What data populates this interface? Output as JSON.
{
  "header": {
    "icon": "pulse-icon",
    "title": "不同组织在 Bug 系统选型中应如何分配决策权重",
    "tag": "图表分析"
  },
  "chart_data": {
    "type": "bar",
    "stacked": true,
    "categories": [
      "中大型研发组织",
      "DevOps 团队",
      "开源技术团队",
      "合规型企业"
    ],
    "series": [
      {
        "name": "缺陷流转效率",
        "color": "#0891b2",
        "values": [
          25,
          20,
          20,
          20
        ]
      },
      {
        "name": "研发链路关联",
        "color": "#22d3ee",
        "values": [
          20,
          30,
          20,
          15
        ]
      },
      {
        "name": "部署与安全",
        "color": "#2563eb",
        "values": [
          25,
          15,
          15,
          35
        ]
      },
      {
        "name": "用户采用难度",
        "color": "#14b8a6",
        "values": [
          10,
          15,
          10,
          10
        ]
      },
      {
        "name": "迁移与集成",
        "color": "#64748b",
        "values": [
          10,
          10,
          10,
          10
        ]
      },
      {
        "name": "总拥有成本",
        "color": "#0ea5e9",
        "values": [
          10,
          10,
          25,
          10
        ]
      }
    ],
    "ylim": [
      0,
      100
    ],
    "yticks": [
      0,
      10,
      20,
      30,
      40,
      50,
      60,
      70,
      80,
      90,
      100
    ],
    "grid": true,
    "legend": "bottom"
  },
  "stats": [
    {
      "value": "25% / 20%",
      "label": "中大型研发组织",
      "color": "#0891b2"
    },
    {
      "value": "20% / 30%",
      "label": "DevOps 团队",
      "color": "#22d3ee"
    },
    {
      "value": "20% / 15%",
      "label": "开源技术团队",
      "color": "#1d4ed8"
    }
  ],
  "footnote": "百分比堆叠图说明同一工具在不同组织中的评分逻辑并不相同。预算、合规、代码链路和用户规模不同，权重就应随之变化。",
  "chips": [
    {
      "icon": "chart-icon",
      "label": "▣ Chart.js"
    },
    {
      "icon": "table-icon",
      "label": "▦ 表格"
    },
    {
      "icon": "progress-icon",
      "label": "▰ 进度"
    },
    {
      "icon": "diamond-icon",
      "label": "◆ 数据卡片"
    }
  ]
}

* _The exercise_: Write out every entry exactly as given.

* _Final result_:
What data populates this interface? Output as JSON.
{
  "header": {
    "icon": "pulse-icon",
    "title": "不同组织在 Bug 系统选型中应如何分配决策权重",
    "tag": "图表分析"
  },
  "chart_data": {
    "type": "bar",
    "stacked": true,
    "categories": [
      "中大型研发组织",
      "DevOps 团队",
      "开源技术团队",
      "合规型企业"
    ],
    "series": [
      {
        "name": "缺陷流转效率",
        "color": "#0891b2",
        "values": [
          25,
          20,
          20,
          20
        ]
      },
      {
        "name": "研发链路关联",
        "color": "#22d3ee",
        "values": [
          20,
          30,
          20,
          15
        ]
      },
      {
        "name": "部署与安全",
        "color": "#2563eb",
        "values": [
          25,
          15,
          15,
          35
        ]
      },
      {
        "name": "用户采用难度",
        "color": "#14b8a6",
        "values": [
          10,
          15,
          10,
          10
        ]
      },
      {
        "name": "迁移与集成",
        "color": "#64748b",
        "values": [
          10,
          10,
          10,
          10
        ]
      },
      {
        "name": "总拥有成本",
        "color": "#0ea5e9",
        "values": [
          10,
          10,
          25,
          10
        ]
      }
    ],
    "ylim": [
      0,
      100
    ],
    "yticks": [
      0,
      10,
      20,
      30,
      40,
      50,
      60,
      70,
      80,
      90,
      100
    ],
    "grid": true,
    "legend": "bottom"
  },
  "stats": [
    {
      "value": "25% / 20%",
      "label": "中大型研发组织",
      "color": "#0891b2"
    },
    {
      "value": "20% / 30%",
      "label": "DevOps 团队",
      "color": "#22d3ee"
    },
    {
      "value": "20% / 15%",
      "label": "开源技术团队",
      "color": "#1d4ed8"
    }
  ],
  "footnote": "百分比堆叠图说明同一工具在不同组织中的评分逻辑并不相同。预算、合规、代码链路和用户规模不同，权重就应随之变化。",
  "chips": [
    {
      "icon": "chart-icon",
      "label": "▣ Chart.js"
    },
    {
      "icon": "table-icon",
      "label": "▦ 表格"
    },
    {
      "icon": "progress-icon",
      "label": "▰ 进度"
    },
    {
      "icon": "diamond-icon",
      "label": "◆ 数据卡片"
    }
  ]
}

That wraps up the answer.